> Required task 1: Update the records from their start through the line that contains "The capacitor 21b is at (428, 417).", both included, replacing "constant voltage source" with "constant current source" and leaving everything else unchanged.

══ Selected extract

When I “took up” with my Southern Jezebel, a/k/a Miss D, I violated all norms and had great fun in so doing. Miss D is the most competent person I have ever met – in any professional, social, work or other environment. She is also quintessentially Southern – in tradition and training. Whenever anything family-related occured: holidays, weddings or deaths: invariably she has been required to save something – dinner, desert or even the entire day.
When we lost our cousin-in-law, Dee, it was a jarring tragedy and deep loss. Along with her husband (my cousin), Dee was the first member of my family to meet Miss D and they became immediate fast friends. Dee was in many ways just as competent as my Miss D and the two of them could drink, smoke, “dish” and cook for days at a time. At the time, I was recently divorced but had found a small rental house that had a huge back porch that overlooked Boston Harbor and that spring and summer were memorable times that included lots of events and Dee and Miss D became close friends.
We were in Mississippi when we received the call about Dee’s sudden passing. We were on a plane within 3 hours and with my utterly devastated cousin that night. The rest of my stuffed-shirt family were doing their best faux-sympathy-thing as they had “no use” for Dee before that: she had been married before and had kids. Tutt-tutt. Actually, one of the reasons that Miss D found Dee to be so cool was that her first husband was “an Italian Lord” and famous in Europe as a star of the Milano soccer team. She had it all goin’ on!

════
══ Provided data

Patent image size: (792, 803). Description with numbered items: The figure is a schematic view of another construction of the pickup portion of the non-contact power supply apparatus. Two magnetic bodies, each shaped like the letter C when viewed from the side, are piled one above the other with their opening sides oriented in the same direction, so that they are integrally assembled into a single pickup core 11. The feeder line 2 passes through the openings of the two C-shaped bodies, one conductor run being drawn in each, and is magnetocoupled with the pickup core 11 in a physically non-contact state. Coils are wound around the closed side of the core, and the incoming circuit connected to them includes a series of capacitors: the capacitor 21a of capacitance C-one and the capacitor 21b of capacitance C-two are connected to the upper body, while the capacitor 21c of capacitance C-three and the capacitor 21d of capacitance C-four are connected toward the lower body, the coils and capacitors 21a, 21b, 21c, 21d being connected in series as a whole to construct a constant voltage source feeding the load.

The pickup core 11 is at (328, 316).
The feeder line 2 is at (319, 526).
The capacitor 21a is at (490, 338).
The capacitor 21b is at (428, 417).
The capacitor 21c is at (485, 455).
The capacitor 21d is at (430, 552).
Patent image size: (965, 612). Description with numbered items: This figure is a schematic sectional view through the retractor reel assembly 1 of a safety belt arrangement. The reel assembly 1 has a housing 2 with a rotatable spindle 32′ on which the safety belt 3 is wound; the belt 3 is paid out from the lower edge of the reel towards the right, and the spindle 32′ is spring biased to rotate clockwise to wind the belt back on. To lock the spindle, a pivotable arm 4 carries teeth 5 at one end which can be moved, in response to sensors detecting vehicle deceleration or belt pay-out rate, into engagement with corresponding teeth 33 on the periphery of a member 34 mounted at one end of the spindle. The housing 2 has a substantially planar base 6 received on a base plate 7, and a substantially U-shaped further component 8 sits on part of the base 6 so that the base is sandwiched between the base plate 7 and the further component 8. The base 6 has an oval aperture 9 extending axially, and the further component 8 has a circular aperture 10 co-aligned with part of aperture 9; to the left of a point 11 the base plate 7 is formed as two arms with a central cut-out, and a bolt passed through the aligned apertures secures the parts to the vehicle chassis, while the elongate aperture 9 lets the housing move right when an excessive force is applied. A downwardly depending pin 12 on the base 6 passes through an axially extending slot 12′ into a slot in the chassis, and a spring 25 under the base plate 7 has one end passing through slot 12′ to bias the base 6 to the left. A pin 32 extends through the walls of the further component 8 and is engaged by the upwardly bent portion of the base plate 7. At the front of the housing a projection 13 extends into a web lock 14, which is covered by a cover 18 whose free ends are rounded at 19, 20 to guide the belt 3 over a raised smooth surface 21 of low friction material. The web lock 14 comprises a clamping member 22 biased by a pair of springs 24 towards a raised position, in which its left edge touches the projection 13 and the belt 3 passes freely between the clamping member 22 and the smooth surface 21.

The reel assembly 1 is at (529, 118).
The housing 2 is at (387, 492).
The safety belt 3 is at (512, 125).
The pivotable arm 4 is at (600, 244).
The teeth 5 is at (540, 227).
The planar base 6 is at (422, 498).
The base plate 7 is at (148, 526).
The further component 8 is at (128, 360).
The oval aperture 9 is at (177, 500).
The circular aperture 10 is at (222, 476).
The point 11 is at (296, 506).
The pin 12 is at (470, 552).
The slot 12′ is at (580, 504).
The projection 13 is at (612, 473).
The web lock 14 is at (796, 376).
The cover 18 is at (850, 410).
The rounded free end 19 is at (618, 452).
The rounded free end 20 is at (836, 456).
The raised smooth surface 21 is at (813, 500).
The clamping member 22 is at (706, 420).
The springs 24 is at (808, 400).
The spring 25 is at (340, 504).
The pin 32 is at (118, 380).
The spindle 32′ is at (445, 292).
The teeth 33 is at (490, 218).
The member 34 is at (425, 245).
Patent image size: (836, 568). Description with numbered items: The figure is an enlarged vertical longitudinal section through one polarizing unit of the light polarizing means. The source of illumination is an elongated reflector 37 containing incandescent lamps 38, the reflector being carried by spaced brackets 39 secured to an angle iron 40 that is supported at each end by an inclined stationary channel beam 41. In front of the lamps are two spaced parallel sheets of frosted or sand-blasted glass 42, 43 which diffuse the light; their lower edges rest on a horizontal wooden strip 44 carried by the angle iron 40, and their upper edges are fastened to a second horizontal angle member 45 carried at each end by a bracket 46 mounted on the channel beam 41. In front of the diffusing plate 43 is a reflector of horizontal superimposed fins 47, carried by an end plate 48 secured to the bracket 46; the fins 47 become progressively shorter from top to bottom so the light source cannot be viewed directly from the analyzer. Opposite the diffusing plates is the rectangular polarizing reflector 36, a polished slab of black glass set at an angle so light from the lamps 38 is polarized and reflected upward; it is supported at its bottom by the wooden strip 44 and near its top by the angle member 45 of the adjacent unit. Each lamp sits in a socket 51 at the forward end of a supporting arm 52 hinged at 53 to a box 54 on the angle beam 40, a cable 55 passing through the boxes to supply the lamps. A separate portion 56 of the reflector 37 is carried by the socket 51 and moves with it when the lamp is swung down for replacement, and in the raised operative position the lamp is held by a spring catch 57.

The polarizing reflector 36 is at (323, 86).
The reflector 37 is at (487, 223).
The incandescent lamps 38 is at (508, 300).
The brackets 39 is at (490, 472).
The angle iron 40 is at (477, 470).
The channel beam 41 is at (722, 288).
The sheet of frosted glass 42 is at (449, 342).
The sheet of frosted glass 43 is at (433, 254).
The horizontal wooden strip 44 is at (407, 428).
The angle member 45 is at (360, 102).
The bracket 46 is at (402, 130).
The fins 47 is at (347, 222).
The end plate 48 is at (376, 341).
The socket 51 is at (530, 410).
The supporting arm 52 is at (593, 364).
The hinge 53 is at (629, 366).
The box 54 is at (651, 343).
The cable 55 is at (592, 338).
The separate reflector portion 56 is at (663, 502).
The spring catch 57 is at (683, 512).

════

> Required task 2: From the piece about Miss D and Dee, set down the passage starting with "When we lost" and going on through "became close friends.", copied without any change.

> Full output 1:
Patent image size: (792, 803). Description with numbered items: The figure is a schematic view of another construction of the pickup portion of the non-contact power supply apparatus. Two magnetic bodies, each shaped like the letter C when viewed from the side, are piled one above the other with their opening sides oriented in the same direction, so that they are integrally assembled into a single pickup core 11. The feeder line 2 passes through the openings of the two C-shaped bodies, one conductor run being drawn in each, and is magnetocoupled with the pickup core 11 in a physically non-contact state. Coils are wound around the closed side of the core, and the incoming circuit connected to them includes a series of capacitors: the capacitor 21a of capacitance C-one and the capacitor 21b of capacitance C-two are connected to the upper body, while the capacitor 21c of capacitance C-three and the capacitor 21d of capacitance C-four are connected toward the lower body, the coils and capacitors 21a, 21b, 21c, 21d being connected in series as a whole to construct a constant current source feeding the load.

The pickup core 11 is at (328, 316).
The feeder line 2 is at (319, 526).
The capacitor 21a is at (490, 338).
The capacitor 21b is at (428, 417).

> Full output 2:
When we lost our cousin-in-law, Dee, it was a jarring tragedy and deep loss. Along with her husband (my cousin), Dee was the first member of my family to meet Miss D and they became immediate fast friends. Dee was in many ways just as competent as my Miss D and the two of them could drink, smoke, “dish” and cook for days at a time. At the time, I was recently divorced but had found a small rental house that had a huge back porch that overlooked Boston Harbor and that spring and summer were memorable times that included lots of events and Dee and Miss D became close friends.